Stated goal. Reproduce verbatim the final portion of the material below, from the line containing "Give me the" through its last line, and nothing else.

Records about charts and figures
####

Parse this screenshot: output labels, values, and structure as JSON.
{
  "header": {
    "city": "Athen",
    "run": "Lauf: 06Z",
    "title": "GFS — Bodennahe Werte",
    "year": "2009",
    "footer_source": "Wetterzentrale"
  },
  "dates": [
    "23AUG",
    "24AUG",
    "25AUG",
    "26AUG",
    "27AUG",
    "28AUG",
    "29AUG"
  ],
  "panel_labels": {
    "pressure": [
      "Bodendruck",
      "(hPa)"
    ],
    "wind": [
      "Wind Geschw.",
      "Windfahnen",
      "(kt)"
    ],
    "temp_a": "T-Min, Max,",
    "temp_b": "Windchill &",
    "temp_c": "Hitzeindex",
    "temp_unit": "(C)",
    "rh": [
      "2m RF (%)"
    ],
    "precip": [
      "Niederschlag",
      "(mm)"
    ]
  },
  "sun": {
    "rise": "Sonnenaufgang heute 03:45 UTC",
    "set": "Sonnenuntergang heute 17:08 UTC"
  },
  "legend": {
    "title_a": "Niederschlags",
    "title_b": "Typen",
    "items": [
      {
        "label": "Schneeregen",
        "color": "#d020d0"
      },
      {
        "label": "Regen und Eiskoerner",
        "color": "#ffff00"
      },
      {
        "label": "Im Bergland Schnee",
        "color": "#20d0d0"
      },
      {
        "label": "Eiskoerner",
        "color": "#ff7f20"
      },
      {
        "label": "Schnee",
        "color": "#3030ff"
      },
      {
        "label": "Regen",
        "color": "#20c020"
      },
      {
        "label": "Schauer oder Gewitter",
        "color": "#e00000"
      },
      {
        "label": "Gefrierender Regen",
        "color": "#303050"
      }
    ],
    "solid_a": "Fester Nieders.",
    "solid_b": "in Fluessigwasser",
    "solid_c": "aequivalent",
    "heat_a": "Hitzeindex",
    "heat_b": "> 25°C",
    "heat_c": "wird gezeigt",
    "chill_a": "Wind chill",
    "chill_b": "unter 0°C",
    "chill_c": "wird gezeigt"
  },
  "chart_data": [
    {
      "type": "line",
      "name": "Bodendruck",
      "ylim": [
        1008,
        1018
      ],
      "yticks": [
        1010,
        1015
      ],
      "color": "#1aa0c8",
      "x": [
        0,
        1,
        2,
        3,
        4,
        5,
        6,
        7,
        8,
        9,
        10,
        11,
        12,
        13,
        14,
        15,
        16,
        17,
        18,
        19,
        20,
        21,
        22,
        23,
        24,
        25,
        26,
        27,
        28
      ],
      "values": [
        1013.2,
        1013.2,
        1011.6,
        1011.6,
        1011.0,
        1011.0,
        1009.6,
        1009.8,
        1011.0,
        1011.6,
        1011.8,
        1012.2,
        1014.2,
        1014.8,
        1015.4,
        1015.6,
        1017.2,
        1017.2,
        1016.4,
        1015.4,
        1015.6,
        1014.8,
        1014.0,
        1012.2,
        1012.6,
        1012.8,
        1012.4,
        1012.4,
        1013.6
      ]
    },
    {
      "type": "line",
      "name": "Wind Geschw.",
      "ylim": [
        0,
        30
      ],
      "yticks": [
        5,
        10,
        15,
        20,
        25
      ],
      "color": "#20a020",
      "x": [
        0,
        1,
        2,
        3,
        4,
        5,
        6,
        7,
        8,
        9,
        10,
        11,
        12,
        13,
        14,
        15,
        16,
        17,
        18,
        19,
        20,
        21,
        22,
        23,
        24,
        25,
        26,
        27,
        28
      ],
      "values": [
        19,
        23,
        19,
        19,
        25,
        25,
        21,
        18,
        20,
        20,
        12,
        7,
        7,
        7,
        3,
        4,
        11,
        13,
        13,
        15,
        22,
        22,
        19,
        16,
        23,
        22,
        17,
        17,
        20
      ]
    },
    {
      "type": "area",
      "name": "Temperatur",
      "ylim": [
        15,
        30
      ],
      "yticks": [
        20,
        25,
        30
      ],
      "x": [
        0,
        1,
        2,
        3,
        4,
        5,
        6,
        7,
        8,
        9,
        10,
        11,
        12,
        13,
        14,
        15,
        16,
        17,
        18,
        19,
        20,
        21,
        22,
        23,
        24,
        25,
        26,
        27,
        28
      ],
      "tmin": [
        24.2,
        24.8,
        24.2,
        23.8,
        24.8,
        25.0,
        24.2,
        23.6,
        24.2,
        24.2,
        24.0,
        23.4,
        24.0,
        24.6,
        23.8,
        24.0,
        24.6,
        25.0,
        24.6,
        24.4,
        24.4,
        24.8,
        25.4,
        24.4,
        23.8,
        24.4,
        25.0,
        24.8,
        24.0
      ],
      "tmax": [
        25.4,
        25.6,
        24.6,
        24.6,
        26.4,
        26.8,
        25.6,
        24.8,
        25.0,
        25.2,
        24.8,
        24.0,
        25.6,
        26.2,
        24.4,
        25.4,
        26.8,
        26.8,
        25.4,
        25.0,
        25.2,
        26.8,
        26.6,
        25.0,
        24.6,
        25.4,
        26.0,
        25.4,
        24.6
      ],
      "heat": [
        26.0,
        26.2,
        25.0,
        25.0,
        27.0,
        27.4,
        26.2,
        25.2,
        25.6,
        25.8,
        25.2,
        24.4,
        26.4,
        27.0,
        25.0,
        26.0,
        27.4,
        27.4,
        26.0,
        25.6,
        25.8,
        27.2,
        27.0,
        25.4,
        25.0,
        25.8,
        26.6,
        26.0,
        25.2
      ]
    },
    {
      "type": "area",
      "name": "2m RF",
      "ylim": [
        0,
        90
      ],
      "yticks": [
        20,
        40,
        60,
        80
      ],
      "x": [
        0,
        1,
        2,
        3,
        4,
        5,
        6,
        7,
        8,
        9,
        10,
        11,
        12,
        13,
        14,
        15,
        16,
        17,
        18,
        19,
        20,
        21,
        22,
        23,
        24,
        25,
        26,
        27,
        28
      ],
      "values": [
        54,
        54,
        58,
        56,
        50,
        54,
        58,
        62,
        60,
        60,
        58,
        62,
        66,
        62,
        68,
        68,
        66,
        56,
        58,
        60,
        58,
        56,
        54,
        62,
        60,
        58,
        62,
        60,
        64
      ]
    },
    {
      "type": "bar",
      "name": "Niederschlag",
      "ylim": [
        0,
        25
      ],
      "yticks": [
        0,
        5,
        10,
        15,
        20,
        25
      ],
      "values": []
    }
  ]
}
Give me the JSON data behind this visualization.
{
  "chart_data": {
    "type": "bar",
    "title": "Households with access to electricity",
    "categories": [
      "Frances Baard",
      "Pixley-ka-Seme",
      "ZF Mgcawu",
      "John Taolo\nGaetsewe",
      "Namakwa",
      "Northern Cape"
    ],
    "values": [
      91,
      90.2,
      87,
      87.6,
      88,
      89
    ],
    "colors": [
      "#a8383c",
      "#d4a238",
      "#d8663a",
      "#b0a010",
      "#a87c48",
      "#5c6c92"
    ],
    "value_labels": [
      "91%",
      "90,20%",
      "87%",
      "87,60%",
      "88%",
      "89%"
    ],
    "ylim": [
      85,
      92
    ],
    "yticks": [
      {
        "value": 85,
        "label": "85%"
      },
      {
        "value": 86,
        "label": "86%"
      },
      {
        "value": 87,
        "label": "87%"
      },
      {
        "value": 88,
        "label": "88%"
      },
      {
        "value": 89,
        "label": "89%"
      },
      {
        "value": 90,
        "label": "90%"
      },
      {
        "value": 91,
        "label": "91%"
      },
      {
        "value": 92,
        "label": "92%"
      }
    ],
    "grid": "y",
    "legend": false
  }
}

####

Finished answer.
Give me the JSON data behind this visualization.
{
  "chart_data": {
    "type": "bar",
    "title": "Households with access to electricity",
    "categories": [
      "Frances Baard",
      "Pixley-ka-Seme",
      "ZF Mgcawu",
      "John Taolo\nGaetsewe",
      "Namakwa",
      "Northern Cape"
    ],
    "values": [
      91,
      90.2,
      87,
      87.6,
      88,
      89
    ],
    "colors": [
      "#a8383c",
      "#d4a238",
      "#d8663a",
      "#b0a010",
      "#a87c48",
      "#5c6c92"
    ],
    "value_labels": [
      "91%",
      "90,20%",
      "87%",
      "87,60%",
      "88%",
      "89%"
    ],
    "ylim": [
      85,
      92
    ],
    "yticks": [
      {
        "value": 85,
        "label": "85%"
      },
      {
        "value": 86,
        "label": "86%"
      },
      {
        "value": 87,
        "label": "87%"
      },
      {
        "value": 88,
        "label": "88%"
      },
      {
        "value": 89,
        "label": "89%"
      },
      {
        "value": 90,
        "label": "90%"
      },
      {
        "value": 91,
        "label": "91%"
      },
      {
        "value": 92,
        "label": "92%"
      }
    ],
    "grid": "y",
    "legend": false
  }
}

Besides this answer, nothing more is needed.